=== SUPPLIED MATERIAL ===
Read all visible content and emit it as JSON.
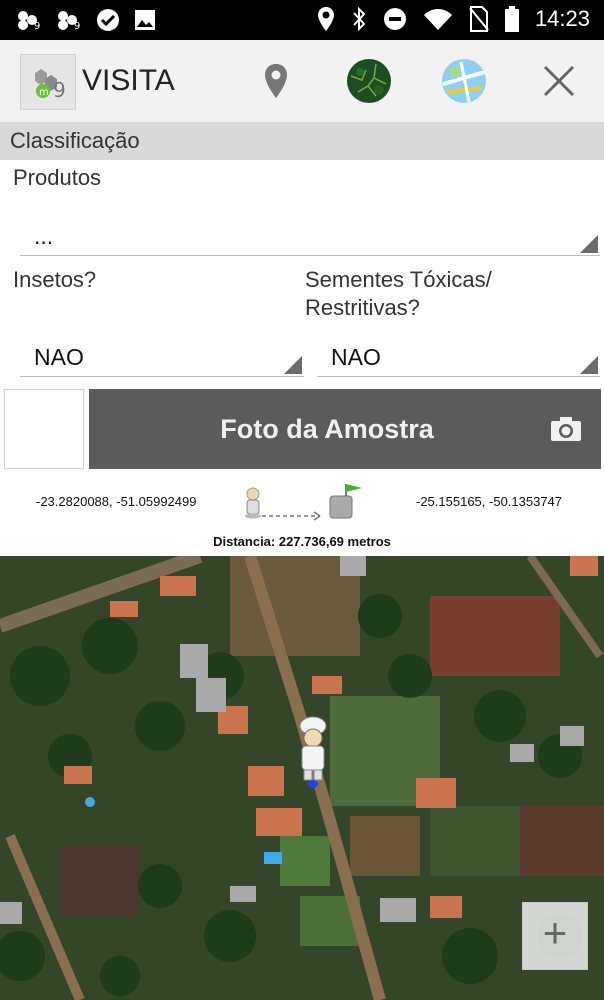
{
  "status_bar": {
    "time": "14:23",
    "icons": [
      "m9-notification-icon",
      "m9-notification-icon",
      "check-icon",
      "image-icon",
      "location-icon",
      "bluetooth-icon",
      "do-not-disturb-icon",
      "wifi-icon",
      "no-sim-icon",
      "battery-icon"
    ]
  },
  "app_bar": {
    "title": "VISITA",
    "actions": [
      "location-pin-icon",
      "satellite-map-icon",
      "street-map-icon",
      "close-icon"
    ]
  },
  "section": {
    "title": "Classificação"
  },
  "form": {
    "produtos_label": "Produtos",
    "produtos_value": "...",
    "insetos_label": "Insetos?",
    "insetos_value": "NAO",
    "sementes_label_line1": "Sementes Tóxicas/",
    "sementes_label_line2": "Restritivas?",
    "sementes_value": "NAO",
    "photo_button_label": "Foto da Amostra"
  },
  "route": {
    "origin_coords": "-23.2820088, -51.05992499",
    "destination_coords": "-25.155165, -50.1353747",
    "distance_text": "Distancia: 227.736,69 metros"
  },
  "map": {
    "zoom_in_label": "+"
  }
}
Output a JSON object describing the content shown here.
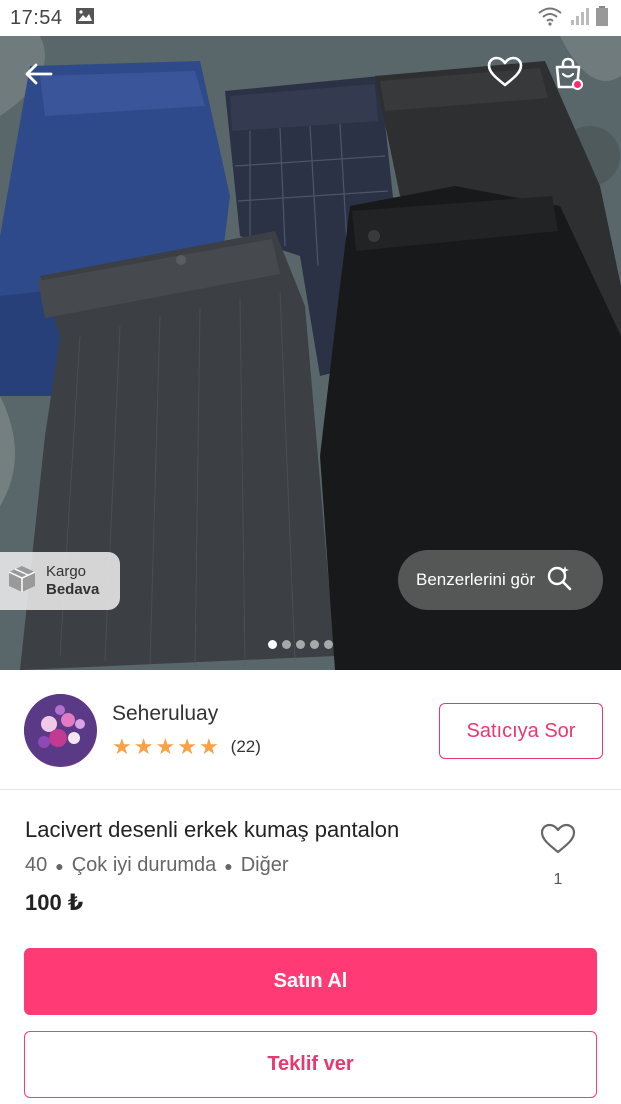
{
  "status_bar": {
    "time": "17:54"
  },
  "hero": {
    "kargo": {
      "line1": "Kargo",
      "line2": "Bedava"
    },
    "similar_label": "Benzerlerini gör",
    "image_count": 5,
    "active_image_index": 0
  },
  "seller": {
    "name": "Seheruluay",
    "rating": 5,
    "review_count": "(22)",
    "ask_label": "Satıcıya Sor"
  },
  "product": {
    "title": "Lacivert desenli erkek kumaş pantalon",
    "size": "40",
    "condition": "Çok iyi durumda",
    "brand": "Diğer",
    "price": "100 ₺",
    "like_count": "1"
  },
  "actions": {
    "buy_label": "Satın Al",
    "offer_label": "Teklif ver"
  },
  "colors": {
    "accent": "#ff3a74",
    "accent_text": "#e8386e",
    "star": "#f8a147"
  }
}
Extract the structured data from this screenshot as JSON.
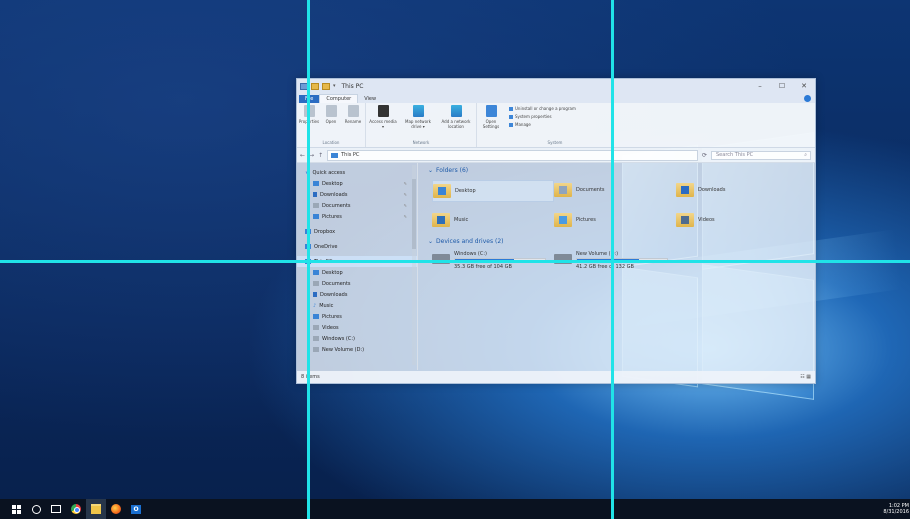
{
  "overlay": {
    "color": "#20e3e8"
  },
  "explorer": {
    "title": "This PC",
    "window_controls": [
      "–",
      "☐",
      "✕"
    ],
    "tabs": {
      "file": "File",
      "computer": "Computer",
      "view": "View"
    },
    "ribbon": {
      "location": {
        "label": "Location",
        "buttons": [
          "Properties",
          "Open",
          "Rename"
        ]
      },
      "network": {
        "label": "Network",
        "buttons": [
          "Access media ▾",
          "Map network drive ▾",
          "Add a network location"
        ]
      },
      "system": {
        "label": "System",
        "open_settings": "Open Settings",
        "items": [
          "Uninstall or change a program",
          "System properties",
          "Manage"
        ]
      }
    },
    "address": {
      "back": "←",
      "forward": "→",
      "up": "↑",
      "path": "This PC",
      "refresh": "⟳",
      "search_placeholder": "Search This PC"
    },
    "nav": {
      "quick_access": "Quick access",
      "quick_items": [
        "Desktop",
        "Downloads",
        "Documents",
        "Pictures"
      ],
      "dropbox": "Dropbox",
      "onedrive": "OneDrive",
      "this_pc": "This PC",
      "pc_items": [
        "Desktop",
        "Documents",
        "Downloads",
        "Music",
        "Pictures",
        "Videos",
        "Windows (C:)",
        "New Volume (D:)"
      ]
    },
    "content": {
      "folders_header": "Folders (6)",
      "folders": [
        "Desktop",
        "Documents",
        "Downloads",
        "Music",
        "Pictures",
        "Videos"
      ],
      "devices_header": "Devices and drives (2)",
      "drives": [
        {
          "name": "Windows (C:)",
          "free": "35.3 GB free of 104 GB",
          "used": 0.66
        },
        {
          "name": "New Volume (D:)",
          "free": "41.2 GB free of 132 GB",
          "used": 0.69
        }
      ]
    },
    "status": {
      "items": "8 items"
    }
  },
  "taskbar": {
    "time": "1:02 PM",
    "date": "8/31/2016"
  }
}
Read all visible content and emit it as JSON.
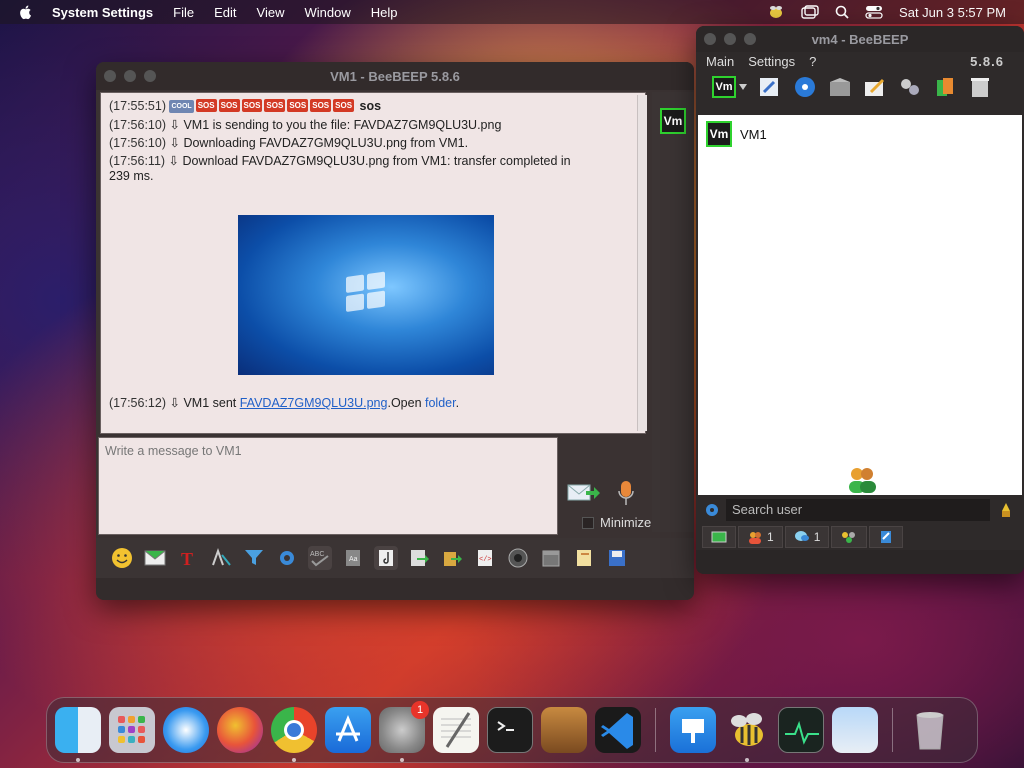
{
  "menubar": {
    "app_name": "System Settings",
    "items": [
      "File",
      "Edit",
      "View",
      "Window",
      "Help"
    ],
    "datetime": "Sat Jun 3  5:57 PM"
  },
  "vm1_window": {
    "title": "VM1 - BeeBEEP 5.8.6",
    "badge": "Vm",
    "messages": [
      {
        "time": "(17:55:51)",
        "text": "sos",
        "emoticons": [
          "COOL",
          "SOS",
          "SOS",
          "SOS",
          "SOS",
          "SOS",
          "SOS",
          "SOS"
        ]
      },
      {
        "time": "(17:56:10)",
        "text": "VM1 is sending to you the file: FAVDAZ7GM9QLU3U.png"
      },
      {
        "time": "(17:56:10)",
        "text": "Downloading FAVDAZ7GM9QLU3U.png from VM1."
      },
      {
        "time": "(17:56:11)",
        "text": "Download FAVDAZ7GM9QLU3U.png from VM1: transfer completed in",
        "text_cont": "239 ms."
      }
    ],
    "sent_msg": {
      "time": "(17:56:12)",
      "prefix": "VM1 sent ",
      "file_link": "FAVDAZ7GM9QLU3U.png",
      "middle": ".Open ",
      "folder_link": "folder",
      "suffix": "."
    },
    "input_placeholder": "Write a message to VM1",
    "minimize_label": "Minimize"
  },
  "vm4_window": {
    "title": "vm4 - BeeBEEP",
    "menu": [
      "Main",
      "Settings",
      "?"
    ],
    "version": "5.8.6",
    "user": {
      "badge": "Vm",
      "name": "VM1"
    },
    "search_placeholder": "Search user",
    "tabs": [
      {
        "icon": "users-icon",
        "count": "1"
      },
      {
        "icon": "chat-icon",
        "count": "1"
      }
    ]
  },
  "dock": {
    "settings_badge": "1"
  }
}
===
* **INSTRUCTIONS FOR THE TASK**:
List each line of the entries that holds the string "BeeBEEP".

* **TASK ANSWER**:
    "title": "VM1 - BeeBEEP 5.8.6",
    "title": "vm4 - BeeBEEP",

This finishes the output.